# Your task
With the images removed, return every line below exactly as it reads.

# Data shown
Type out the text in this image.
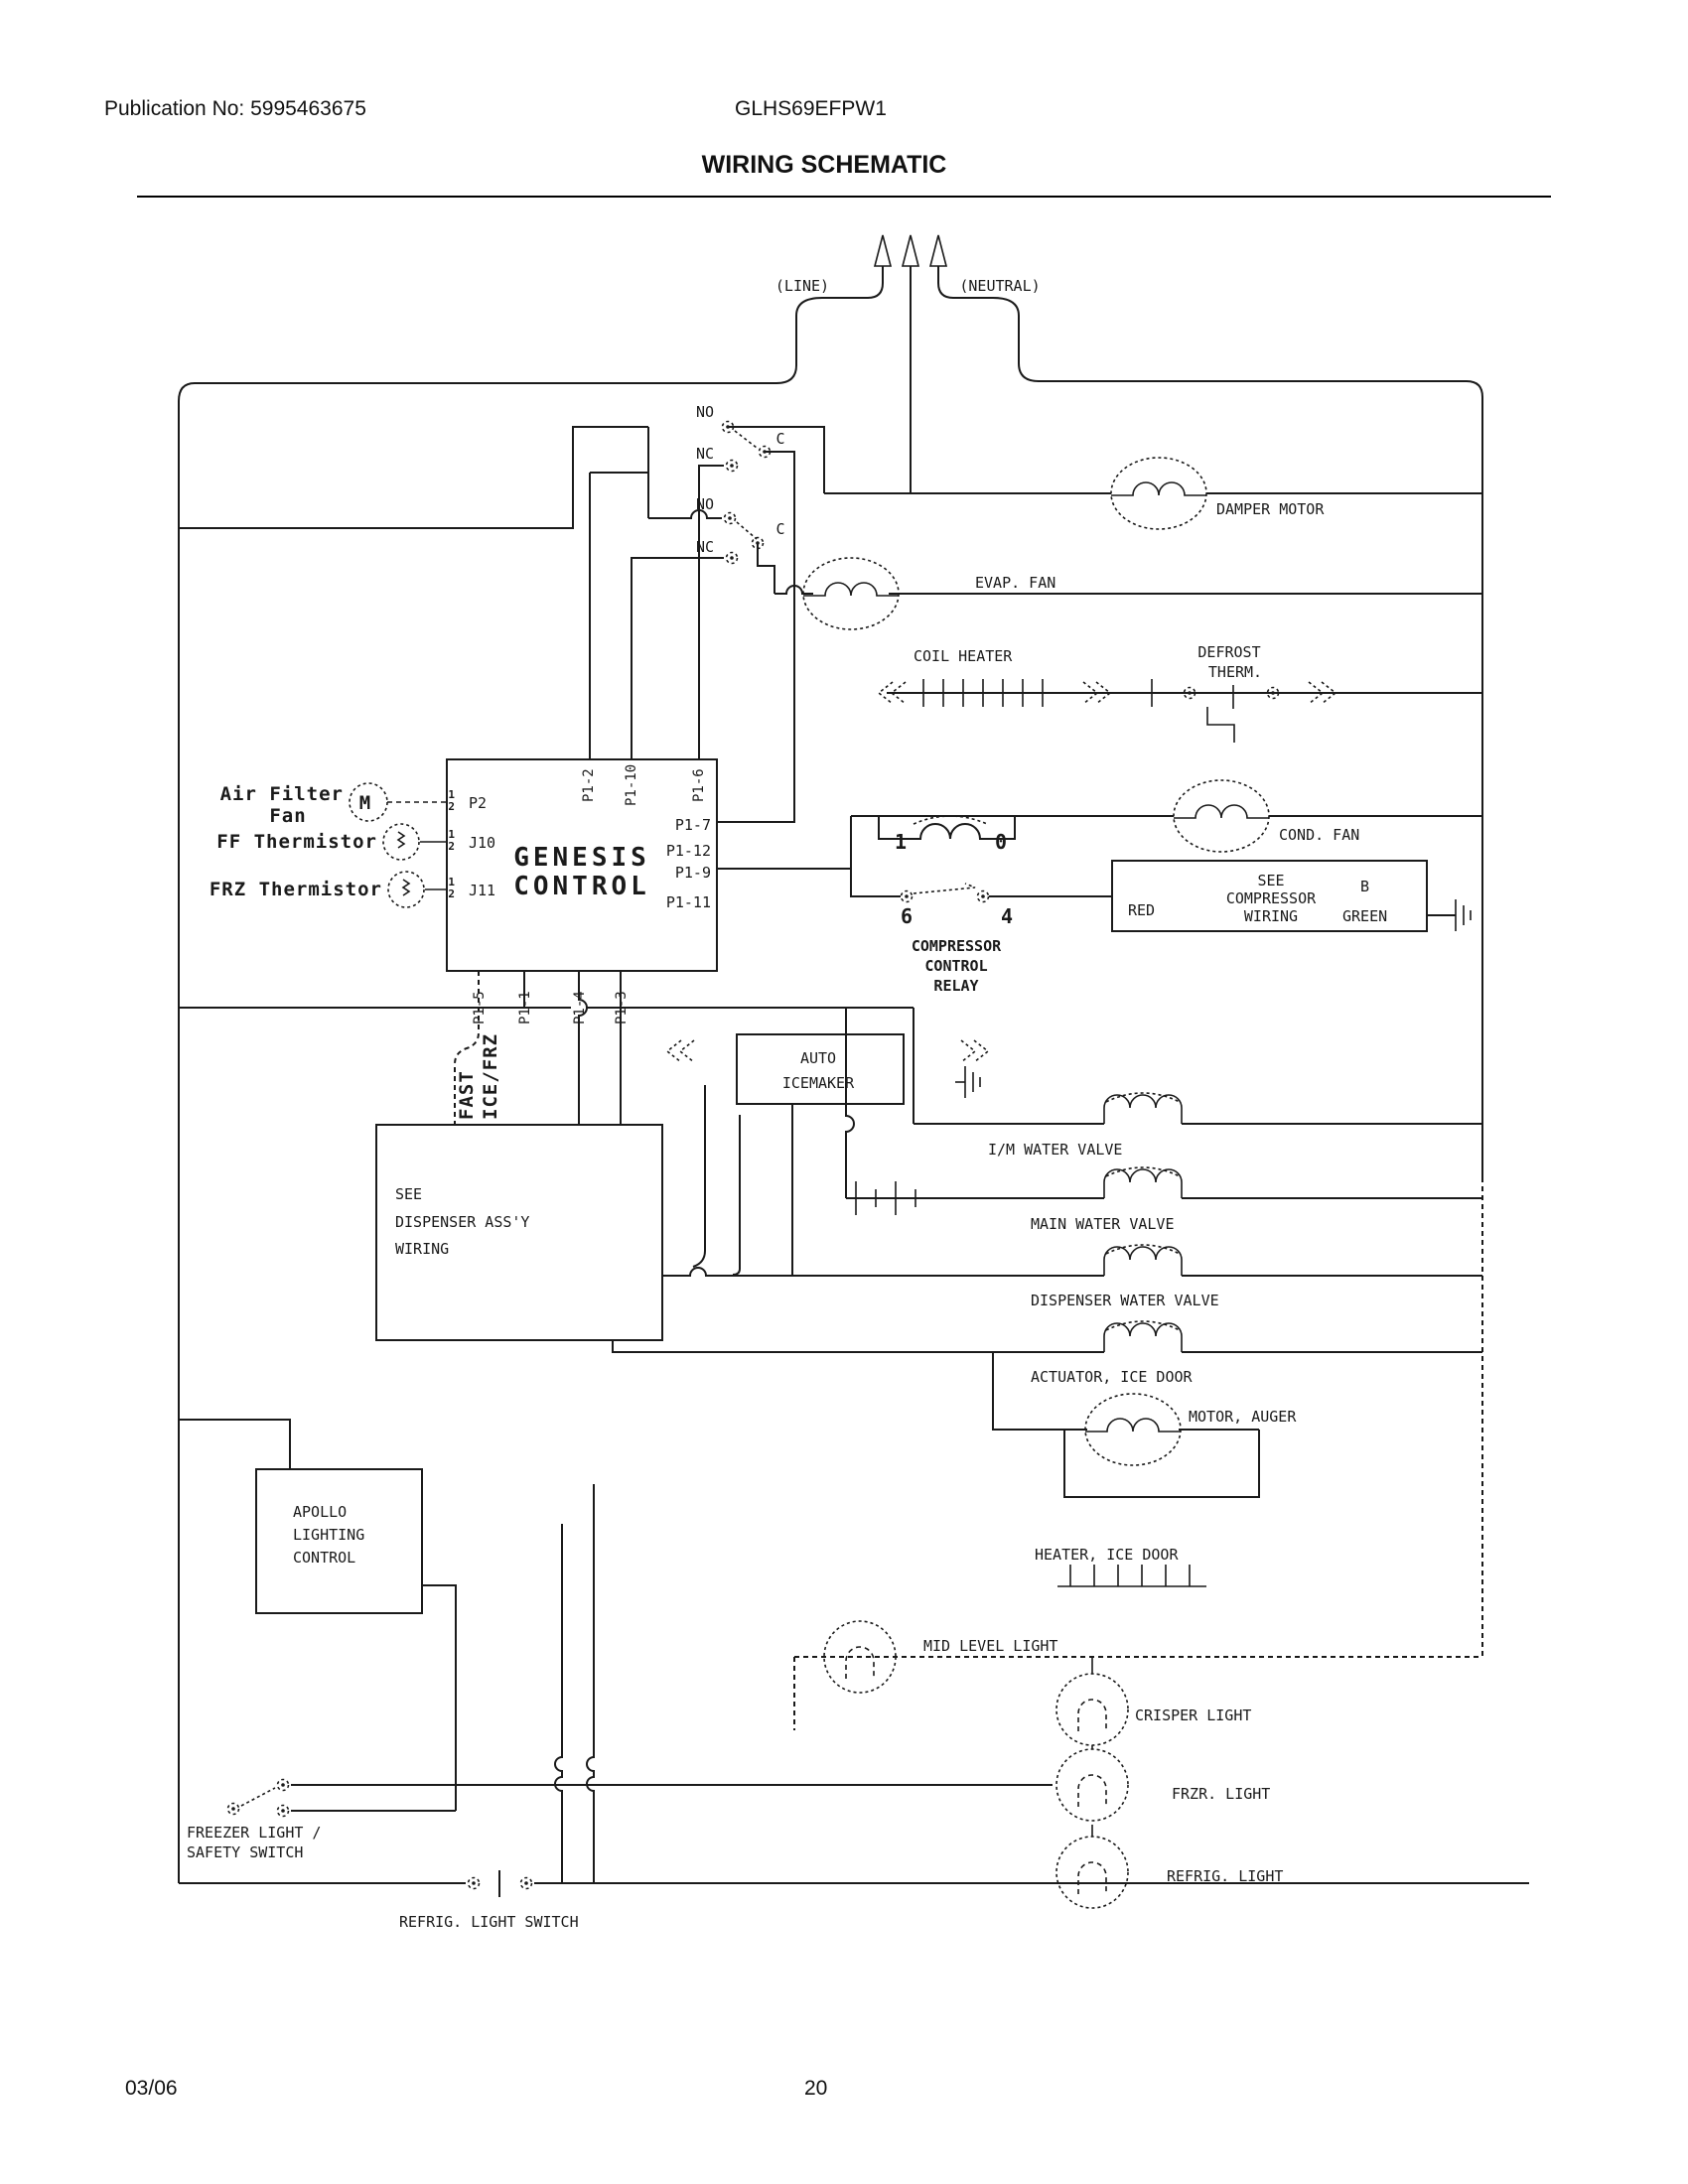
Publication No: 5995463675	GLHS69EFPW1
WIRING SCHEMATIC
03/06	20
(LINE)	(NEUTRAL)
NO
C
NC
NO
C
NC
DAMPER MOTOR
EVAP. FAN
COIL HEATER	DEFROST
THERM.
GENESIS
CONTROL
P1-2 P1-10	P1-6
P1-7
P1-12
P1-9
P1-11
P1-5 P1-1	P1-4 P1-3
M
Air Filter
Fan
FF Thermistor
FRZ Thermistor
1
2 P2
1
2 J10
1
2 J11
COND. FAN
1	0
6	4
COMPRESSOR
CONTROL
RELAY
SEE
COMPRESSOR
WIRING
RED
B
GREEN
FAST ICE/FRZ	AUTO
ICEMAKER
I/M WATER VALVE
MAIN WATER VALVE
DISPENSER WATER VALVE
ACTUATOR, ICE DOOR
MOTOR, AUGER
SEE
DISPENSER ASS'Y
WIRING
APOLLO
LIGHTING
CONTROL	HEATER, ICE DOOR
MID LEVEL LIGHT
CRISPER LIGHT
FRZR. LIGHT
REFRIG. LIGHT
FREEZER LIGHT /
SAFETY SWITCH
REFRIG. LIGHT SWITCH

# Worked solution
Type out the text in this image.
Publication No: 5995463675	GLHS69EFPW1
WIRING SCHEMATIC
03/06	20
(LINE)	(NEUTRAL)
NO
C
NC
NO
C
NC
DAMPER MOTOR
EVAP. FAN
COIL HEATER	DEFROST
THERM.
GENESIS
CONTROL
P1-2 P1-10	P1-6
P1-7
P1-12
P1-9
P1-11
P1-5 P1-1	P1-4 P1-3
M
Air Filter
Fan
FF Thermistor
FRZ Thermistor
1
2 P2
1
2 J10
1
2 J11
COND. FAN
1	0
6	4
COMPRESSOR
CONTROL
RELAY
SEE
COMPRESSOR
WIRING
RED
B
GREEN
FAST ICE/FRZ	AUTO
ICEMAKER
I/M WATER VALVE
MAIN WATER VALVE
DISPENSER WATER VALVE
ACTUATOR, ICE DOOR
MOTOR, AUGER
SEE
DISPENSER ASS'Y
WIRING
APOLLO
LIGHTING
CONTROL	HEATER, ICE DOOR
MID LEVEL LIGHT
CRISPER LIGHT
FRZR. LIGHT
REFRIG. LIGHT
FREEZER LIGHT /
SAFETY SWITCH
REFRIG. LIGHT SWITCH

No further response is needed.